DATA SECTION:
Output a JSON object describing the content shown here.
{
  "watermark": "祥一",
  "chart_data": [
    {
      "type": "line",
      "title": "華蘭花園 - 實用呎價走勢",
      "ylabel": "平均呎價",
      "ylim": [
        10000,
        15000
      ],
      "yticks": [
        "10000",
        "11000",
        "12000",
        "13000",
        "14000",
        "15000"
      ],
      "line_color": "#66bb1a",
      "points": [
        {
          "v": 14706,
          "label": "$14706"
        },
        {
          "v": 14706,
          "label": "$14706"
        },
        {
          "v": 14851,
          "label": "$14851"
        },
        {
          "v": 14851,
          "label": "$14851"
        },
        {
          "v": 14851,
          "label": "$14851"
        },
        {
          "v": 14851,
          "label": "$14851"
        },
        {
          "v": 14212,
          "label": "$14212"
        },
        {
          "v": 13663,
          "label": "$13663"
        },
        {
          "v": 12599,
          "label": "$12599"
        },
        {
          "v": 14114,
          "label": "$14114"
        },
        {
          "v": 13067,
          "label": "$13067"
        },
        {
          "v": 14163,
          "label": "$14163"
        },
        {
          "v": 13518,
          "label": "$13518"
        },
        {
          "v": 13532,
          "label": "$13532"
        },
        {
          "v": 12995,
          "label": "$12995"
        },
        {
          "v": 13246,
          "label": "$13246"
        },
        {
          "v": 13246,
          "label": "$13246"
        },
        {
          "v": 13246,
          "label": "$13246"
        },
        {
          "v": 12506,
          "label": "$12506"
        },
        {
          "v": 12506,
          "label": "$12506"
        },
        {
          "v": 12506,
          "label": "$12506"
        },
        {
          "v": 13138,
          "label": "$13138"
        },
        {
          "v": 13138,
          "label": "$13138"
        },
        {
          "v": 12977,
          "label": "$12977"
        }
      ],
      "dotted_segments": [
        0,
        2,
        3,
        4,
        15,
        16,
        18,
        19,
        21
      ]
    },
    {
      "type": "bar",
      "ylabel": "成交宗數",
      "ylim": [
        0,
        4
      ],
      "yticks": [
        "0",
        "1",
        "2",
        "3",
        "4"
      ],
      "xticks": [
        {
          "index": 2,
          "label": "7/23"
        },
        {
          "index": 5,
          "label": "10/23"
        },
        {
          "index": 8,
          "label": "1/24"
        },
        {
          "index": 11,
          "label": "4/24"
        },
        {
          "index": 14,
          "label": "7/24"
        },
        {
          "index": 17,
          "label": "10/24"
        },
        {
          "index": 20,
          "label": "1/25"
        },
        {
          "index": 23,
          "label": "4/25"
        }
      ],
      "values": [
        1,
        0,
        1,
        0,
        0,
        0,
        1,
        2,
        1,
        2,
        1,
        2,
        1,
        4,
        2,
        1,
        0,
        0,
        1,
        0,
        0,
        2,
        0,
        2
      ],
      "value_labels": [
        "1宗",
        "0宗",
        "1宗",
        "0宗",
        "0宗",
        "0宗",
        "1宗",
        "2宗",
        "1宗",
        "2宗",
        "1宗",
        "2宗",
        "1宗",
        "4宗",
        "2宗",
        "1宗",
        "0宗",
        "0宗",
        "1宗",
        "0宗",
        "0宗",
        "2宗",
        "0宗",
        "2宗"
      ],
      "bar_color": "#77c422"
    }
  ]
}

SHORT EXERCISE:
Each record above should be output again exactly.

FULL ANSWER:
Output a JSON object describing the content shown here.
{
  "watermark": "祥一",
  "chart_data": [
    {
      "type": "line",
      "title": "華蘭花園 - 實用呎價走勢",
      "ylabel": "平均呎價",
      "ylim": [
        10000,
        15000
      ],
      "yticks": [
        "10000",
        "11000",
        "12000",
        "13000",
        "14000",
        "15000"
      ],
      "line_color": "#66bb1a",
      "points": [
        {
          "v": 14706,
          "label": "$14706"
        },
        {
          "v": 14706,
          "label": "$14706"
        },
        {
          "v": 14851,
          "label": "$14851"
        },
        {
          "v": 14851,
          "label": "$14851"
        },
        {
          "v": 14851,
          "label": "$14851"
        },
        {
          "v": 14851,
          "label": "$14851"
        },
        {
          "v": 14212,
          "label": "$14212"
        },
        {
          "v": 13663,
          "label": "$13663"
        },
        {
          "v": 12599,
          "label": "$12599"
        },
        {
          "v": 14114,
          "label": "$14114"
        },
        {
          "v": 13067,
          "label": "$13067"
        },
        {
          "v": 14163,
          "label": "$14163"
        },
        {
          "v": 13518,
          "label": "$13518"
        },
        {
          "v": 13532,
          "label": "$13532"
        },
        {
          "v": 12995,
          "label": "$12995"
        },
        {
          "v": 13246,
          "label": "$13246"
        },
        {
          "v": 13246,
          "label": "$13246"
        },
        {
          "v": 13246,
          "label": "$13246"
        },
        {
          "v": 12506,
          "label": "$12506"
        },
        {
          "v": 12506,
          "label": "$12506"
        },
        {
          "v": 12506,
          "label": "$12506"
        },
        {
          "v": 13138,
          "label": "$13138"
        },
        {
          "v": 13138,
          "label": "$13138"
        },
        {
          "v": 12977,
          "label": "$12977"
        }
      ],
      "dotted_segments": [
        0,
        2,
        3,
        4,
        15,
        16,
        18,
        19,
        21
      ]
    },
    {
      "type": "bar",
      "ylabel": "成交宗數",
      "ylim": [
        0,
        4
      ],
      "yticks": [
        "0",
        "1",
        "2",
        "3",
        "4"
      ],
      "xticks": [
        {
          "index": 2,
          "label": "7/23"
        },
        {
          "index": 5,
          "label": "10/23"
        },
        {
          "index": 8,
          "label": "1/24"
        },
        {
          "index": 11,
          "label": "4/24"
        },
        {
          "index": 14,
          "label": "7/24"
        },
        {
          "index": 17,
          "label": "10/24"
        },
        {
          "index": 20,
          "label": "1/25"
        },
        {
          "index": 23,
          "label": "4/25"
        }
      ],
      "values": [
        1,
        0,
        1,
        0,
        0,
        0,
        1,
        2,
        1,
        2,
        1,
        2,
        1,
        4,
        2,
        1,
        0,
        0,
        1,
        0,
        0,
        2,
        0,
        2
      ],
      "value_labels": [
        "1宗",
        "0宗",
        "1宗",
        "0宗",
        "0宗",
        "0宗",
        "1宗",
        "2宗",
        "1宗",
        "2宗",
        "1宗",
        "2宗",
        "1宗",
        "4宗",
        "2宗",
        "1宗",
        "0宗",
        "0宗",
        "1宗",
        "0宗",
        "0宗",
        "2宗",
        "0宗",
        "2宗"
      ],
      "bar_color": "#77c422"
    }
  ]
}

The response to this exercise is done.